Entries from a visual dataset
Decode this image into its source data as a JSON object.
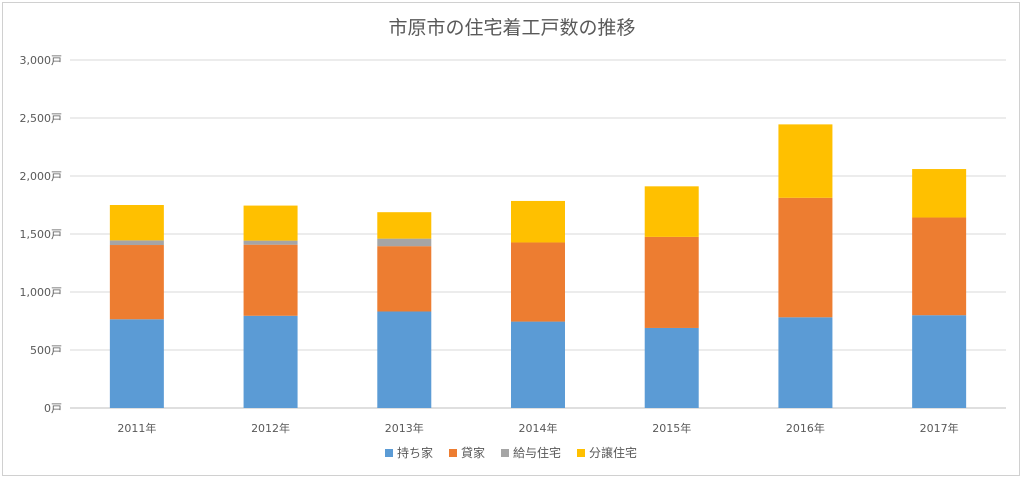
{
  "chart_data": {
    "type": "bar",
    "stacked": true,
    "title": "市原市の住宅着工戸数の推移",
    "categories": [
      "2011年",
      "2012年",
      "2013年",
      "2014年",
      "2015年",
      "2016年",
      "2017年"
    ],
    "series": [
      {
        "name": "持ち家",
        "color": "#5b9bd5",
        "values": [
          765,
          795,
          832,
          745,
          690,
          782,
          800
        ]
      },
      {
        "name": "貸家",
        "color": "#ed7d31",
        "values": [
          640,
          613,
          563,
          682,
          785,
          1030,
          842
        ]
      },
      {
        "name": "給与住宅",
        "color": "#a5a5a5",
        "values": [
          40,
          35,
          65,
          0,
          0,
          0,
          0
        ]
      },
      {
        "name": "分譲住宅",
        "color": "#ffc000",
        "values": [
          305,
          302,
          228,
          358,
          436,
          633,
          418
        ]
      }
    ],
    "ylim": [
      0,
      3000
    ],
    "yticks": [
      "0戸",
      "500戸",
      "1,000戸",
      "1,500戸",
      "2,000戸",
      "2,500戸",
      "3,000戸"
    ],
    "ytick_values": [
      0,
      500,
      1000,
      1500,
      2000,
      2500,
      3000
    ],
    "grid": true,
    "legend_position": "bottom"
  }
}
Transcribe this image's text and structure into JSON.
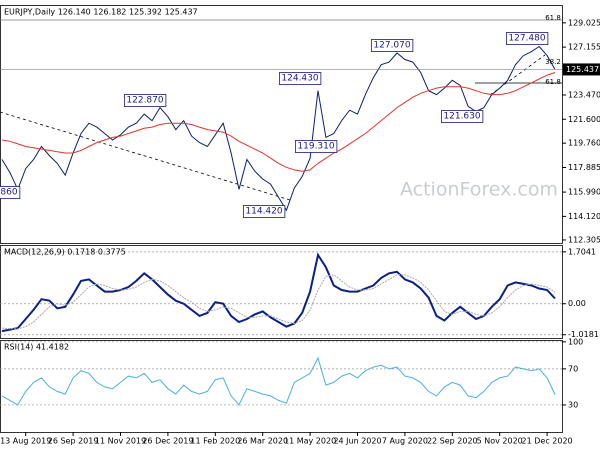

Exercise requirements: Scan the material above and determine how many lines include the word "JSON"; report only the number.

Response to this exercise: 2